Omit the images, then output each of the records below exactly.

***

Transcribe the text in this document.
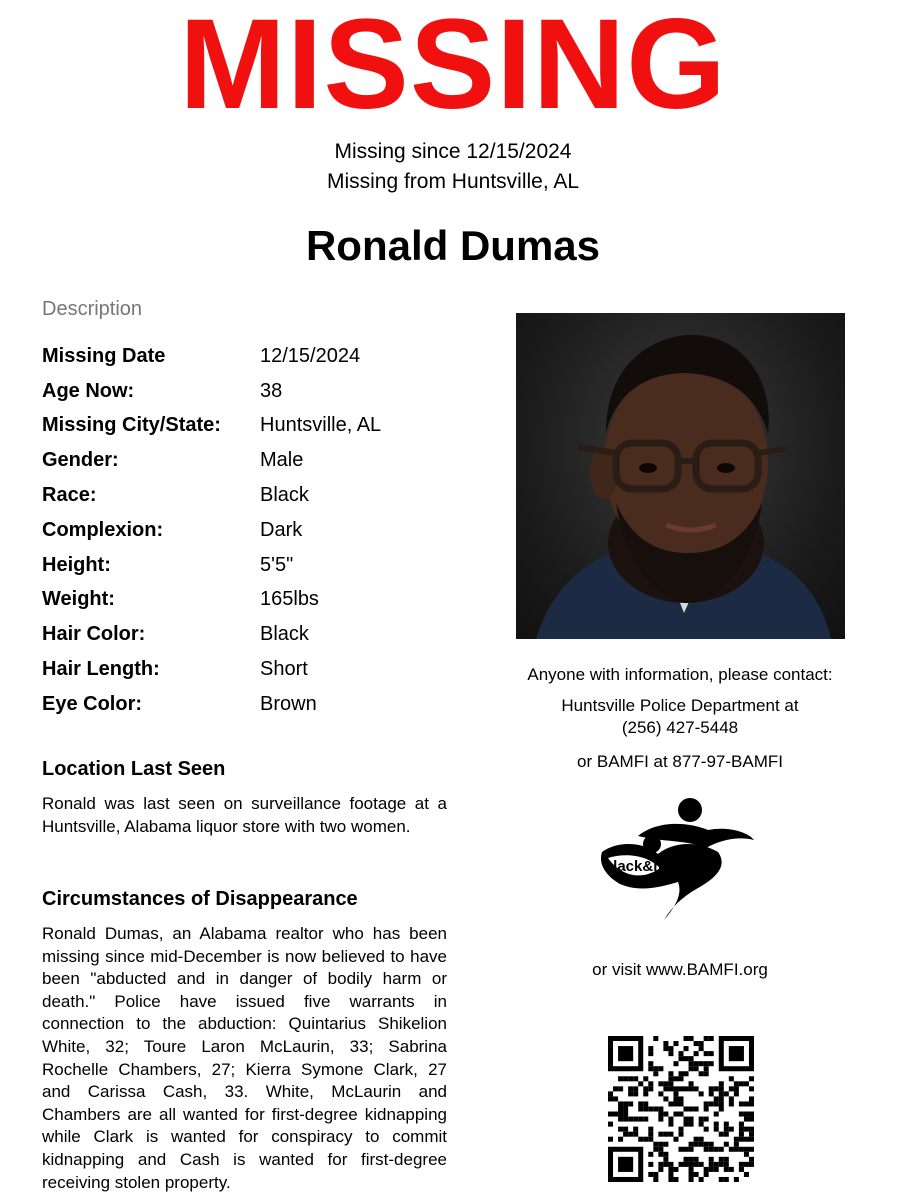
MISSING
Missing since 12/15/2024
Missing from Huntsville, AL
Ronald Dumas
Description
Missing Date	12/15/2024
Age Now:	38
Missing City/State:	Huntsville, AL
Gender:	Male
Race:	Black
Complexion:	Dark
Height:	5'5"
Weight:	165lbs
Hair Color:	Black
Hair Length:	Short
Eye Color:	Brown
Location Last Seen
Ronald was last seen on surveillance footage at a Huntsville, Alabama liquor store with two women.
Circumstances of Disappearance
Ronald Dumas, an Alabama realtor who has been missing since mid-December is now believed to have been "abducted and in danger of bodily harm or death." Police have issued five warrants in connection to the abduction: Quintarius Shikelion White, 32; Toure Laron McLaurin, 33; Sabrina Rochelle Chambers, 27; Kierra Symone Clark, 27 and Carissa Cash, 33. White, McLaurin and Chambers are all wanted for first-degree kidnapping while Clark is wanted for conspiracy to commit kidnapping and Cash is wanted for first-degree receiving stolen property.
Anyone with information, please contact:
Huntsville Police Department at
(256) 427-5448
or BAMFI at 877-97-BAMFI
black&missing
or visit www.BAMFI.org
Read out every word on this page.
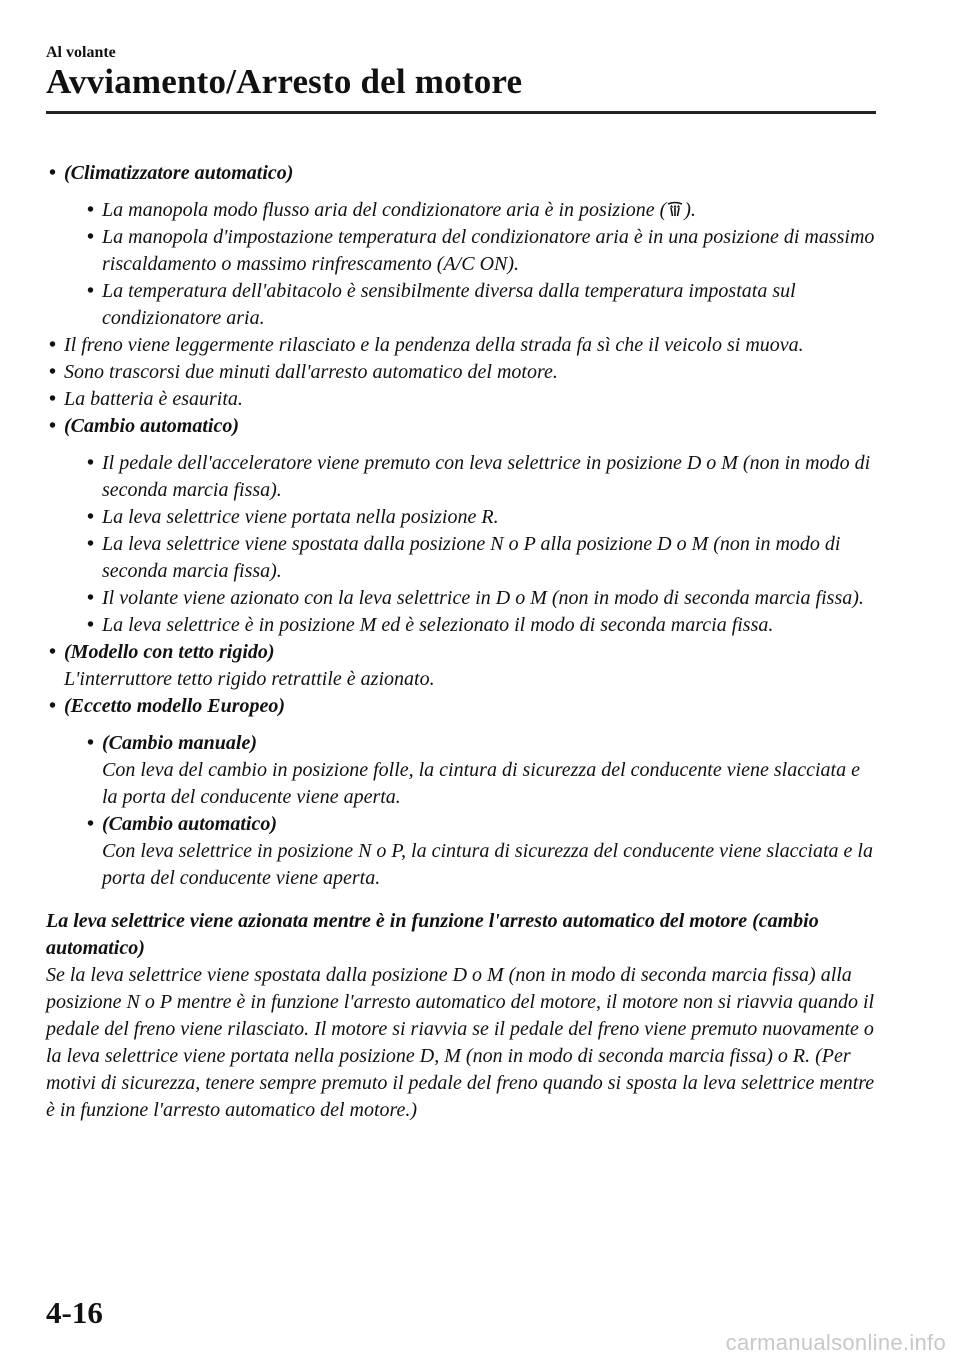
Al volante
Avviamento/Arresto del motore
• (Climatizzatore automatico)
• La manopola modo flusso aria del condizionatore aria è in posizione ( ).
• La manopola d'impostazione temperatura del condizionatore aria è in una posizione di massimo riscaldamento o massimo rinfrescamento (A/C ON).
• La temperatura dell'abitacolo è sensibilmente diversa dalla temperatura impostata sul condizionatore aria.
• Il freno viene leggermente rilasciato e la pendenza della strada fa sì che il veicolo si muova.
• Sono trascorsi due minuti dall'arresto automatico del motore.
• La batteria è esaurita.
• (Cambio automatico)
• Il pedale dell'acceleratore viene premuto con leva selettrice in posizione D o M (non in modo di seconda marcia fissa).
• La leva selettrice viene portata nella posizione R.
• La leva selettrice viene spostata dalla posizione N o P alla posizione D o M (non in modo di seconda marcia fissa).
• Il volante viene azionato con la leva selettrice in D o M (non in modo di seconda marcia fissa).
• La leva selettrice è in posizione M ed è selezionato il modo di seconda marcia fissa.
• (Modello con tetto rigido)
L'interruttore tetto rigido retrattile è azionato.
• (Eccetto modello Europeo)
• (Cambio manuale)
Con leva del cambio in posizione folle, la cintura di sicurezza del conducente viene slacciata e la porta del conducente viene aperta.
• (Cambio automatico)
Con leva selettrice in posizione N o P, la cintura di sicurezza del conducente viene slacciata e la porta del conducente viene aperta.
La leva selettrice viene azionata mentre è in funzione l'arresto automatico del motore (cambio automatico)
Se la leva selettrice viene spostata dalla posizione D o M (non in modo di seconda marcia fissa) alla posizione N o P mentre è in funzione l'arresto automatico del motore, il motore non si riavvia quando il pedale del freno viene rilasciato. Il motore si riavvia se il pedale del freno viene premuto nuovamente o la leva selettrice viene portata nella posizione D, M (non in modo di seconda marcia fissa) o R. (Per motivi di sicurezza, tenere sempre premuto il pedale del freno quando si sposta la leva selettrice mentre è in funzione l'arresto automatico del motore.)
4-16
carmanualsonline.info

***

= Expected answer =
Transcribe the text in this document.
MISSING
Missing since 12/15/2024
Missing from Huntsville, AL
Ronald Dumas
Description
Missing Date	12/15/2024
Age Now:	38
Missing City/State:	Huntsville, AL
Gender:	Male
Race:	Black
Complexion:	Dark
Height:	5'5"
Weight:	165lbs
Hair Color:	Black
Hair Length:	Short
Eye Color:	Brown
Location Last Seen
Ronald was last seen on surveillance footage at a Huntsville, Alabama liquor store with two women.
Circumstances of Disappearance
Ronald Dumas, an Alabama realtor who has been missing since mid-December is now believed to have been "abducted and in danger of bodily harm or death." Police have issued five warrants in connection to the abduction: Quintarius Shikelion White, 32; Toure Laron McLaurin, 33; Sabrina Rochelle Chambers, 27; Kierra Symone Clark, 27 and Carissa Cash, 33. White, McLaurin and Chambers are all wanted for first-degree kidnapping while Clark is wanted for conspiracy to commit kidnapping and Cash is wanted for first-degree receiving stolen property.
Anyone with information, please contact:
Huntsville Police Department at
(256) 427-5448
or BAMFI at 877-97-BAMFI
black&missing
or visit www.BAMFI.org
Read out every word on this page.
Al volante
Avviamento/Arresto del motore
• (Climatizzatore automatico)
• La manopola modo flusso aria del condizionatore aria è in posizione ( ).
• La manopola d'impostazione temperatura del condizionatore aria è in una posizione di massimo riscaldamento o massimo rinfrescamento (A/C ON).
• La temperatura dell'abitacolo è sensibilmente diversa dalla temperatura impostata sul condizionatore aria.
• Il freno viene leggermente rilasciato e la pendenza della strada fa sì che il veicolo si muova.
• Sono trascorsi due minuti dall'arresto automatico del motore.
• La batteria è esaurita.
• (Cambio automatico)
• Il pedale dell'acceleratore viene premuto con leva selettrice in posizione D o M (non in modo di seconda marcia fissa).
• La leva selettrice viene portata nella posizione R.
• La leva selettrice viene spostata dalla posizione N o P alla posizione D o M (non in modo di seconda marcia fissa).
• Il volante viene azionato con la leva selettrice in D o M (non in modo di seconda marcia fissa).
• La leva selettrice è in posizione M ed è selezionato il modo di seconda marcia fissa.
• (Modello con tetto rigido)
L'interruttore tetto rigido retrattile è azionato.
• (Eccetto modello Europeo)
• (Cambio manuale)
Con leva del cambio in posizione folle, la cintura di sicurezza del conducente viene slacciata e la porta del conducente viene aperta.
• (Cambio automatico)
Con leva selettrice in posizione N o P, la cintura di sicurezza del conducente viene slacciata e la porta del conducente viene aperta.
La leva selettrice viene azionata mentre è in funzione l'arresto automatico del motore (cambio automatico)
Se la leva selettrice viene spostata dalla posizione D o M (non in modo di seconda marcia fissa) alla posizione N o P mentre è in funzione l'arresto automatico del motore, il motore non si riavvia quando il pedale del freno viene rilasciato. Il motore si riavvia se il pedale del freno viene premuto nuovamente o la leva selettrice viene portata nella posizione D, M (non in modo di seconda marcia fissa) o R. (Per motivi di sicurezza, tenere sempre premuto il pedale del freno quando si sposta la leva selettrice mentre è in funzione l'arresto automatico del motore.)
4-16
carmanualsonline.info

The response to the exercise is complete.